An exact copy of every entry is required, minus the pictures.
=== Dataset excerpts ===
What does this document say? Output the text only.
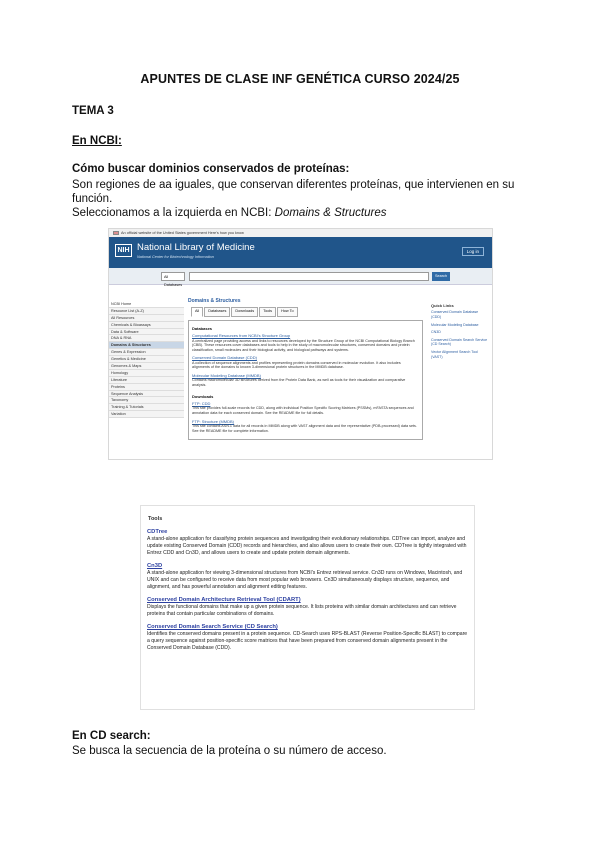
APUNTES DE CLASE INF GENÉTICA CURSO 2024/25
TEMA 3
En NCBI:
Cómo buscar dominios conservados de proteínas:
Son regiones de aa iguales, que conservan diferentes proteínas, que intervienen en su función.
Seleccionamos a la izquierda en NCBI: Domains & Structures
An official website of the United States government Here's how you know
NIH National Library of Medicine
National Center for Biotechnology Information
Log in
All Databases
Search
NCBI Home
Resource List (A-Z)
All Resources
Chemicals & Bioassays
Data & Software
DNA & RNA
Domains & Structures
Genes & Expression
Genetics & Medicine
Genomes & Maps
Homology
Literature
Proteins
Sequence Analysis
Taxonomy
Training & Tutorials
Variation
Domains & Structures
All	Databases	Downloads	Tools	How To
Databases
Computational Resources from NCBI's Structure Group
A centralized page providing access and links to resources developed by the Structure Group of the NCBI Computational Biology Branch (CBB). These resources cover databases and tools to help in the study of macromolecular structures, conserved domains and protein classification, small molecules and their biological activity, and biological pathways and systems.
Conserved Domain Database (CDD)
A collection of sequence alignments and profiles representing protein domains conserved in molecular evolution. It also includes alignments of the domains to known 3-dimensional protein structures in the MMDB database.
Molecular Modeling Database (MMDB)
Contains macromolecular 3D structures derived from the Protein Data Bank, as well as tools for their visualization and comparative analysis.
Downloads
FTP: CDD
This site provides full-scale records for CDD, along with individual Position Specific Scoring Matrices (PSSMs), mFASTA sequences and annotation data for each conserved domain. See the README file for full details.
FTP: Structure (MMDB)
This site contains ASN.1 data for all records in MMDB along with VAST alignment data and the representative (PDB-processed) data sets. See the README file for complete information.
Quick Links
Conserved Domain Database (CDD)
Molecular Modeling Database
CN3D
Conserved Domain Search Service (CD Search)
Vector Alignment Search Tool (VAST)
Tools
CDTree
A stand-alone application for classifying protein sequences and investigating their evolutionary relationships. CDTree can import, analyze and update existing Conserved Domain (CDD) records and hierarchies, and also allows users to create their own. CDTree is tightly integrated with Entrez CDD and Cn3D, and allows users to create and update protein domain alignments.
Cn3D
A stand-alone application for viewing 3-dimensional structures from NCBI's Entrez retrieval service. Cn3D runs on Windows, Macintosh, and UNIX and can be configured to receive data from most popular web browsers. Cn3D simultaneously displays structure, sequence, and alignment, and has powerful annotation and alignment editing features.
Conserved Domain Architecture Retrieval Tool (CDART)
Displays the functional domains that make up a given protein sequence. It lists proteins with similar domain architectures and can retrieve proteins that contain particular combinations of domains.
Conserved Domain Search Service (CD Search)
Identifies the conserved domains present in a protein sequence. CD-Search uses RPS-BLAST (Reverse Position-Specific BLAST) to compare a query sequence against position-specific score matrices that have been prepared from conserved domain alignments present in the Conserved Domain Database (CDD).
En CD search:
Se busca la secuencia de la proteína o su número de acceso.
===
→ **Solution**:
What does this document say? Output the text only.
APUNTES DE CLASE INF GENÉTICA CURSO 2024/25
TEMA 3
En NCBI:
Cómo buscar dominios conservados de proteínas:
Son regiones de aa iguales, que conservan diferentes proteínas, que intervienen en su función.
Seleccionamos a la izquierda en NCBI: Domains & Structures
An official website of the United States government Here's how you know
NIH National Library of Medicine
National Center for Biotechnology Information
Log in
All Databases
Search
NCBI Home
Resource List (A-Z)
All Resources
Chemicals & Bioassays
Data & Software
DNA & RNA
Domains & Structures
Genes & Expression
Genetics & Medicine
Genomes & Maps
Homology
Literature
Proteins
Sequence Analysis
Taxonomy
Training & Tutorials
Variation
Domains & Structures
All	Databases	Downloads	Tools	How To
Databases
Computational Resources from NCBI's Structure Group
A centralized page providing access and links to resources developed by the Structure Group of the NCBI Computational Biology Branch (CBB). These resources cover databases and tools to help in the study of macromolecular structures, conserved domains and protein classification, small molecules and their biological activity, and biological pathways and systems.
Conserved Domain Database (CDD)
A collection of sequence alignments and profiles representing protein domains conserved in molecular evolution. It also includes alignments of the domains to known 3-dimensional protein structures in the MMDB database.
Molecular Modeling Database (MMDB)
Contains macromolecular 3D structures derived from the Protein Data Bank, as well as tools for their visualization and comparative analysis.
Downloads
FTP: CDD
This site provides full-scale records for CDD, along with individual Position Specific Scoring Matrices (PSSMs), mFASTA sequences and annotation data for each conserved domain. See the README file for full details.
FTP: Structure (MMDB)
This site contains ASN.1 data for all records in MMDB along with VAST alignment data and the representative (PDB-processed) data sets. See the README file for complete information.
Quick Links
Conserved Domain Database (CDD)
Molecular Modeling Database
CN3D
Conserved Domain Search Service (CD Search)
Vector Alignment Search Tool (VAST)
Tools
CDTree
A stand-alone application for classifying protein sequences and investigating their evolutionary relationships. CDTree can import, analyze and update existing Conserved Domain (CDD) records and hierarchies, and also allows users to create their own. CDTree is tightly integrated with Entrez CDD and Cn3D, and allows users to create and update protein domain alignments.
Cn3D
A stand-alone application for viewing 3-dimensional structures from NCBI's Entrez retrieval service. Cn3D runs on Windows, Macintosh, and UNIX and can be configured to receive data from most popular web browsers. Cn3D simultaneously displays structure, sequence, and alignment, and has powerful annotation and alignment editing features.
Conserved Domain Architecture Retrieval Tool (CDART)
Displays the functional domains that make up a given protein sequence. It lists proteins with similar domain architectures and can retrieve proteins that contain particular combinations of domains.
Conserved Domain Search Service (CD Search)
Identifies the conserved domains present in a protein sequence. CD-Search uses RPS-BLAST (Reverse Position-Specific BLAST) to compare a query sequence against position-specific score matrices that have been prepared from conserved domain alignments present in the Conserved Domain Database (CDD).
En CD search:
Se busca la secuencia de la proteína o su número de acceso.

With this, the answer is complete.